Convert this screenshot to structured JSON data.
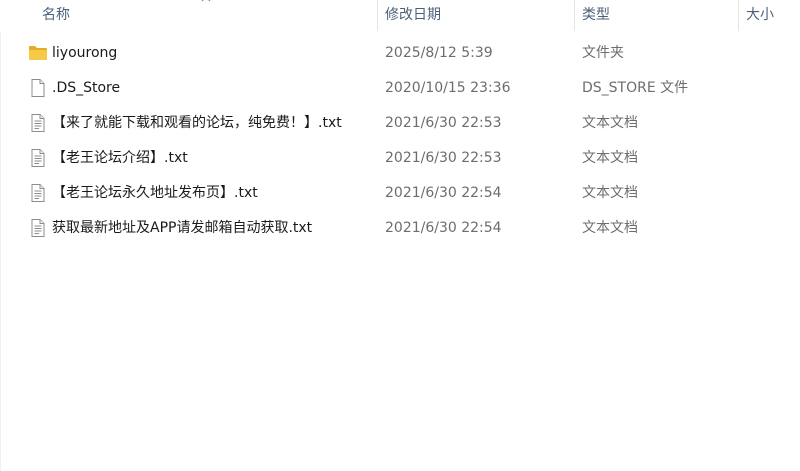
{
  "columns": {
    "name": "名称",
    "date_modified": "修改日期",
    "type": "类型",
    "size": "大小"
  },
  "sort": {
    "column": "name",
    "icon": "chevron-up-icon"
  },
  "files": [
    {
      "name": "liyourong",
      "date": "2025/8/12 5:39",
      "type": "文件夹",
      "size": "",
      "icon": "folder-icon"
    },
    {
      "name": ".DS_Store",
      "date": "2020/10/15 23:36",
      "type": "DS_STORE 文件",
      "size": "",
      "icon": "blank-file-icon"
    },
    {
      "name": "【来了就能下载和观看的论坛，纯免费！】.txt",
      "date": "2021/6/30 22:53",
      "type": "文本文档",
      "size": "",
      "icon": "text-file-icon"
    },
    {
      "name": "【老王论坛介绍】.txt",
      "date": "2021/6/30 22:53",
      "type": "文本文档",
      "size": "",
      "icon": "text-file-icon"
    },
    {
      "name": "【老王论坛永久地址发布页】.txt",
      "date": "2021/6/30 22:54",
      "type": "文本文档",
      "size": "",
      "icon": "text-file-icon"
    },
    {
      "name": "获取最新地址及APP请发邮箱自动获取.txt",
      "date": "2021/6/30 22:54",
      "type": "文本文档",
      "size": "",
      "icon": "text-file-icon"
    }
  ],
  "colors": {
    "header_text": "#4c607a",
    "secondary_text": "#6d6d6d",
    "folder": "#f7c948"
  }
}
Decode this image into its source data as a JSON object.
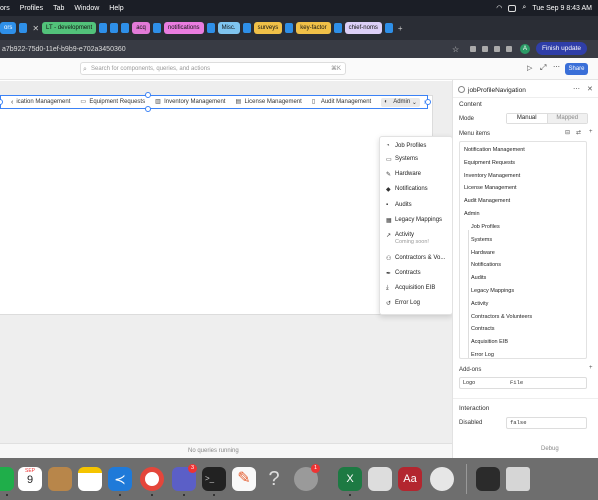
{
  "menubar": {
    "app_fragment": "ors",
    "items": [
      "Profiles",
      "Tab",
      "Window",
      "Help"
    ],
    "clock": "Tue Sep 9  8:43 AM"
  },
  "tabs": [
    {
      "label": "ors",
      "color": "#2e8fe8"
    },
    {
      "label": "LT - development",
      "color": "#52c27a"
    },
    {
      "label": "acq",
      "color": "#e27ad8"
    },
    {
      "label": "notifications",
      "color": "#ea7de0"
    },
    {
      "label": "Misc.",
      "color": "#7fc4ef"
    },
    {
      "label": "surveys",
      "color": "#f0c048"
    },
    {
      "label": "key-factor",
      "color": "#f0c048"
    },
    {
      "label": "chief-noms",
      "color": "#dccff7"
    }
  ],
  "address_bar": {
    "url": "a7b922-75d0-11ef-b9b9-e702a3450360",
    "profile_initial": "A",
    "finish_update": "Finish update"
  },
  "toolbar": {
    "search_placeholder": "Search for components, queries, and actions",
    "search_shortcut": "⌘K",
    "share": "Share"
  },
  "nav": {
    "items": [
      {
        "label": "ication Management",
        "icon": "bell-icon"
      },
      {
        "label": "Equipment Requests",
        "icon": "monitor-icon"
      },
      {
        "label": "Inventory Management",
        "icon": "chart-icon"
      },
      {
        "label": "License Management",
        "icon": "lock-icon"
      },
      {
        "label": "Audit Management",
        "icon": "doc-icon"
      }
    ],
    "admin_label": "Admin"
  },
  "dropdown": {
    "items": [
      {
        "label": "Job Profiles",
        "icon": "person-icon"
      },
      {
        "label": "Systems",
        "icon": "monitor-icon"
      },
      {
        "label": "Hardware",
        "icon": "wrench-icon"
      },
      {
        "label": "Notifications",
        "icon": "bell-icon"
      },
      {
        "label": "Audits",
        "icon": "clipboard-icon"
      },
      {
        "label": "Legacy Mappings",
        "icon": "map-icon"
      },
      {
        "label": "Activity",
        "icon": "activity-icon",
        "sub": "Coming soon!"
      },
      {
        "label": "Contractors & Vo...",
        "icon": "people-icon"
      },
      {
        "label": "Contracts",
        "icon": "pen-icon"
      },
      {
        "label": "Acquisition EIB",
        "icon": "download-icon"
      },
      {
        "label": "Error Log",
        "icon": "history-icon"
      }
    ]
  },
  "panel": {
    "title": "jobProfileNavigation",
    "content_heading": "Content",
    "mode_label": "Mode",
    "mode_options": [
      "Manual",
      "Mapped"
    ],
    "menu_items_label": "Menu items",
    "menu_items": [
      "Notification Management",
      "Equipment Requests",
      "Inventory Management",
      "License Management",
      "Audit Management",
      "Admin"
    ],
    "admin_children": [
      "Job Profiles",
      "Systems",
      "Hardware",
      "Notifications",
      "Audits",
      "Legacy Mappings",
      "Activity",
      "Contractors & Volunteers",
      "Contracts",
      "Acquisition EIB",
      "Error Log"
    ],
    "addons_label": "Add-ons",
    "logo_label": "Logo",
    "logo_value": "File",
    "interaction_heading": "Interaction",
    "disabled_label": "Disabled",
    "disabled_value": "false"
  },
  "status": {
    "queries": "No queries running",
    "debug": "Debug"
  },
  "dock": {
    "calendar_month": "SEP",
    "calendar_day": "9",
    "teams_badge": "3",
    "settings_badge": "1"
  }
}
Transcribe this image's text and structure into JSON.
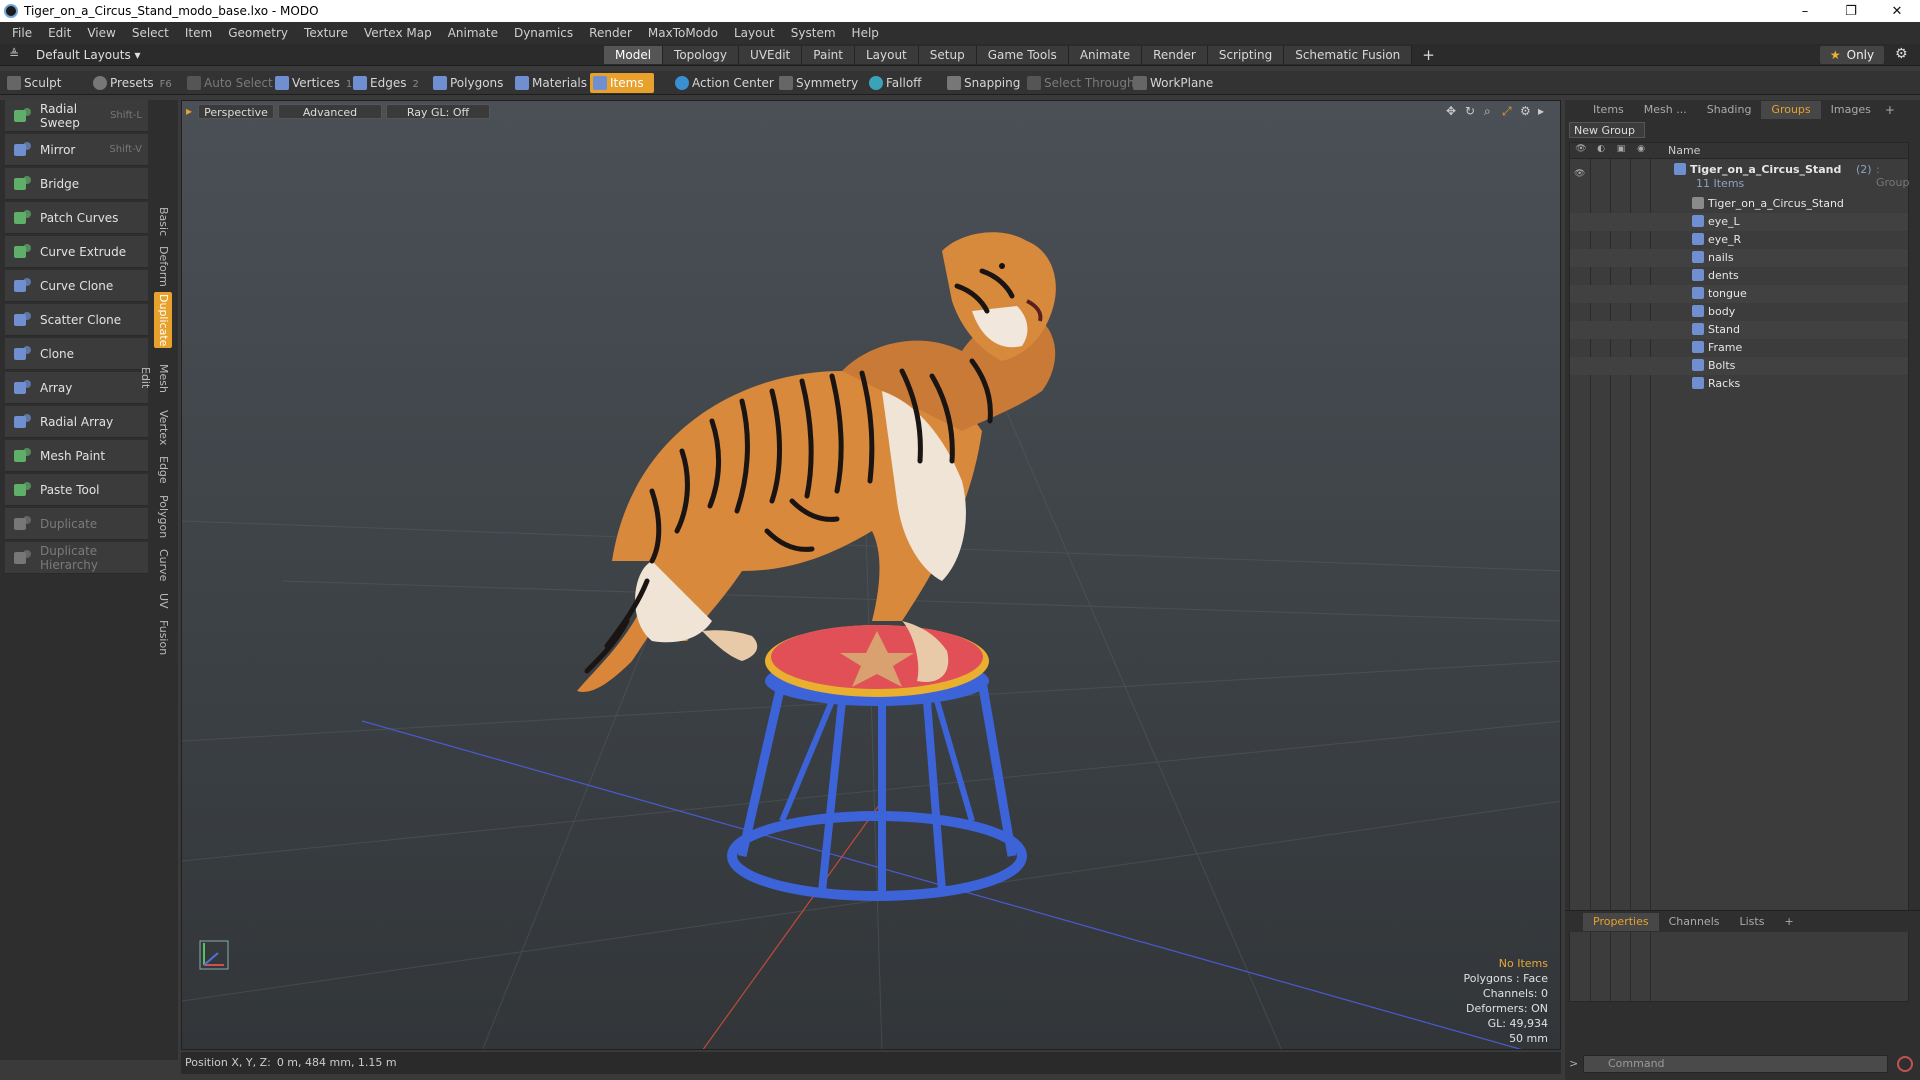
{
  "window": {
    "title": "Tiger_on_a_Circus_Stand_modo_base.lxo - MODO",
    "controls": [
      "–",
      "❐",
      "✕"
    ]
  },
  "menu": [
    "File",
    "Edit",
    "View",
    "Select",
    "Item",
    "Geometry",
    "Texture",
    "Vertex Map",
    "Animate",
    "Dynamics",
    "Render",
    "MaxToModo",
    "Layout",
    "System",
    "Help"
  ],
  "layout_bar": {
    "layout_select": "Default Layouts ▾",
    "tabs": [
      {
        "label": "Model",
        "active": true
      },
      {
        "label": "Topology"
      },
      {
        "label": "UVEdit"
      },
      {
        "label": "Paint"
      },
      {
        "label": "Layout"
      },
      {
        "label": "Setup"
      },
      {
        "label": "Game Tools"
      },
      {
        "label": "Animate"
      },
      {
        "label": "Render"
      },
      {
        "label": "Scripting"
      },
      {
        "label": "Schematic Fusion"
      }
    ],
    "add_tab": "+",
    "only_label": "Only",
    "only_star": "★"
  },
  "toolbar": {
    "sculpt": "Sculpt",
    "presets": "Presets",
    "presets_key": "F6",
    "auto_select": "Auto Select",
    "vertices": "Vertices",
    "vertices_count": "1",
    "edges": "Edges",
    "edges_count": "2",
    "polygons": "Polygons",
    "materials": "Materials",
    "items": "Items",
    "action_center": "Action Center",
    "symmetry": "Symmetry",
    "falloff": "Falloff",
    "snapping": "Snapping",
    "select_through": "Select Through",
    "workplane": "WorkPlane"
  },
  "tools": [
    {
      "label": "Radial Sweep",
      "shortcut": "Shift-L",
      "icon": "radial-sweep-icon",
      "color": "#5fae6a"
    },
    {
      "label": "Mirror",
      "shortcut": "Shift-V",
      "icon": "mirror-icon",
      "color": "#6f8fd0"
    },
    {
      "label": "Bridge",
      "shortcut": "",
      "icon": "bridge-icon",
      "color": "#5fae6a"
    },
    {
      "label": "Patch Curves",
      "shortcut": "",
      "icon": "patch-curves-icon",
      "color": "#5fae6a"
    },
    {
      "label": "Curve Extrude",
      "shortcut": "",
      "icon": "curve-extrude-icon",
      "color": "#5fae6a"
    },
    {
      "label": "Curve Clone",
      "shortcut": "",
      "icon": "curve-clone-icon",
      "color": "#6f8fd0"
    },
    {
      "label": "Scatter Clone",
      "shortcut": "",
      "icon": "scatter-clone-icon",
      "color": "#6f8fd0"
    },
    {
      "label": "Clone",
      "shortcut": "",
      "icon": "clone-icon",
      "color": "#6f8fd0"
    },
    {
      "label": "Array",
      "shortcut": "",
      "icon": "array-icon",
      "color": "#6f8fd0"
    },
    {
      "label": "Radial Array",
      "shortcut": "",
      "icon": "radial-array-icon",
      "color": "#6f8fd0"
    },
    {
      "label": "Mesh Paint",
      "shortcut": "",
      "icon": "mesh-paint-icon",
      "color": "#5fae6a"
    },
    {
      "label": "Paste Tool",
      "shortcut": "",
      "icon": "paste-tool-icon",
      "color": "#5fae6a"
    },
    {
      "label": "Duplicate",
      "shortcut": "",
      "icon": "duplicate-icon",
      "color": "#777777",
      "disabled": true
    },
    {
      "label": "Duplicate Hierarchy",
      "shortcut": "",
      "icon": "duplicate-hierarchy-icon",
      "color": "#777777",
      "disabled": true
    }
  ],
  "side_tabs": [
    "Basic",
    "Deform",
    "Duplicate",
    "Mesh Edit",
    "Vertex",
    "Edge",
    "Polygon",
    "Curve",
    "UV",
    "Fusion"
  ],
  "viewport": {
    "perspective": "Perspective",
    "advanced": "Advanced",
    "raygl": "Ray GL: Off",
    "info": {
      "no_items": "No Items",
      "polygons": "Polygons : Face",
      "channels": "Channels: 0",
      "deformers": "Deformers: ON",
      "gl": "GL: 49,934",
      "scale": "50 mm"
    }
  },
  "status": {
    "label": "Position X, Y, Z:",
    "value": "0 m, 484 mm, 1.15 m"
  },
  "right_tabs": [
    {
      "label": "Items"
    },
    {
      "label": "Mesh ..."
    },
    {
      "label": "Shading"
    },
    {
      "label": "Groups",
      "active": true
    },
    {
      "label": "Images"
    }
  ],
  "groups": {
    "new_group": "New Group",
    "name_header": "Name",
    "root": {
      "label": "Tiger_on_a_Circus_Stand",
      "count": "(2)",
      "type": ": Group",
      "sub": "11 Items"
    },
    "items": [
      "Tiger_on_a_Circus_Stand",
      "eye_L",
      "eye_R",
      "nails",
      "dents",
      "tongue",
      "body",
      "Stand",
      "Frame",
      "Bolts",
      "Racks"
    ]
  },
  "bottom_tabs": [
    {
      "label": "Properties",
      "active": true
    },
    {
      "label": "Channels"
    },
    {
      "label": "Lists"
    }
  ],
  "command_placeholder": "Command",
  "colors": {
    "accent": "#e7a12c",
    "bg": "#3a3a3a"
  }
}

▬▬▬▬▬▬▬▬▬▬

Work to be completed: Each line containing "JSON" counts once; state the total number of such lines and nothing else.

Written response: 3